● **GIVEN DATA**
____
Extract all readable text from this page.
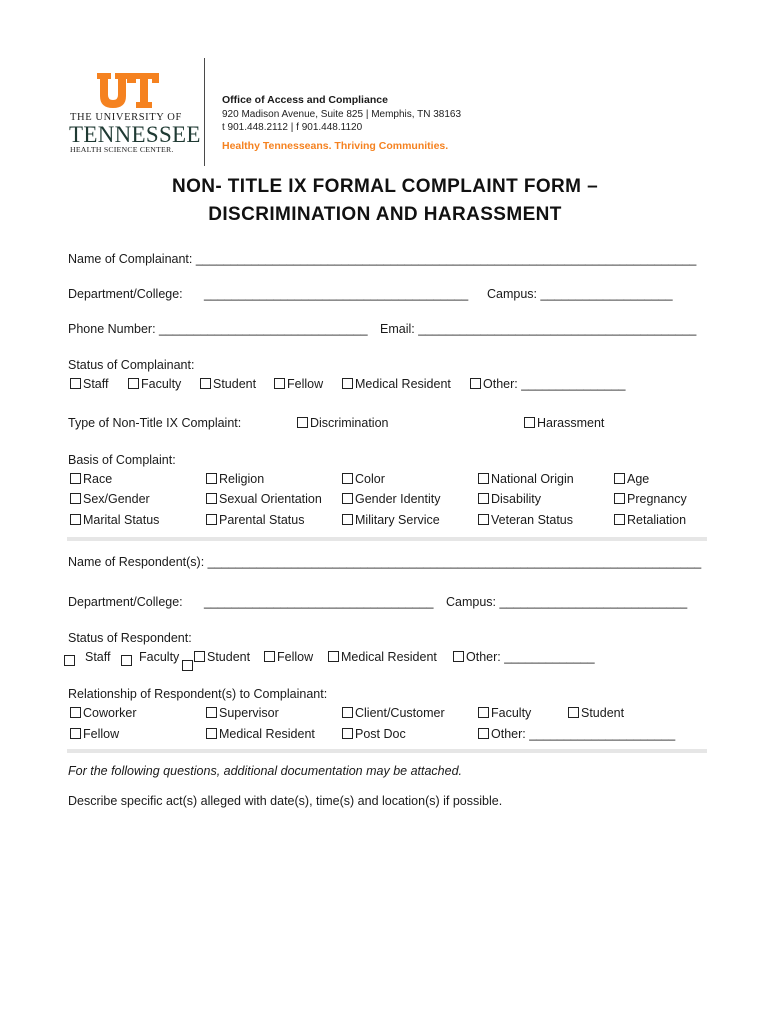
THE UNIVERSITY OF
TENNESSEE
HEALTH SCIENCE CENTER.
Office of Access and Compliance
920 Madison Avenue, Suite 825 | Memphis, TN 38163
t 901.448.2112 | f 901.448.1120
Healthy Tennesseans. Thriving Communities.
NON- TITLE IX FORMAL COMPLAINT FORM –
DISCRIMINATION AND HARASSMENT
Name of Complainant: ________________________________________________________________________
Department/College: ______________________________________ Campus: ___________________
Phone Number: ______________________________ Email: ________________________________________
Status of Complainant:
Staff	Faculty	Student	Fellow	Medical Resident	Other: _______________
Type of Non-Title IX Complaint:	Discrimination	Harassment
Basis of Complaint:
Race	Religion	Color	National Origin	Age
Sex/Gender	Sexual Orientation	Gender Identity	Disability	Pregnancy
Marital Status	Parental Status	Military Service	Veteran Status	Retaliation
Name of Respondent(s): _______________________________________________________________________
Department/College: _________________________________ Campus: ___________________________
Status of Respondent:
Staff Faculty Student	Fellow	Medical Resident	Other: _____________
Relationship of Respondent(s) to Complainant:
Coworker	Supervisor	Client/Customer	Faculty	Student
Fellow	Medical Resident	Post Doc	Other: _____________________
For the following questions, additional documentation may be attached.
Describe specific act(s) alleged with date(s), time(s) and location(s) if possible.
____
Repeat the entries exactly and keep the pictures out of the copy.

● **SOLUTION TO THIS TASK**
Extract all readable text from this page.
THE UNIVERSITY OF
TENNESSEE
HEALTH SCIENCE CENTER.
Office of Access and Compliance
920 Madison Avenue, Suite 825 | Memphis, TN 38163
t 901.448.2112 | f 901.448.1120
Healthy Tennesseans. Thriving Communities.
NON- TITLE IX FORMAL COMPLAINT FORM –
DISCRIMINATION AND HARASSMENT
Name of Complainant: ________________________________________________________________________
Department/College: ______________________________________ Campus: ___________________
Phone Number: ______________________________ Email: ________________________________________
Status of Complainant:
Staff	Faculty	Student	Fellow	Medical Resident	Other: _______________
Type of Non-Title IX Complaint:	Discrimination	Harassment
Basis of Complaint:
Race	Religion	Color	National Origin	Age
Sex/Gender	Sexual Orientation	Gender Identity	Disability	Pregnancy
Marital Status	Parental Status	Military Service	Veteran Status	Retaliation
Name of Respondent(s): _______________________________________________________________________
Department/College: _________________________________ Campus: ___________________________
Status of Respondent:
Staff Faculty Student	Fellow	Medical Resident	Other: _____________
Relationship of Respondent(s) to Complainant:
Coworker	Supervisor	Client/Customer	Faculty	Student
Fellow	Medical Resident	Post Doc	Other: _____________________
For the following questions, additional documentation may be attached.
Describe specific act(s) alleged with date(s), time(s) and location(s) if possible.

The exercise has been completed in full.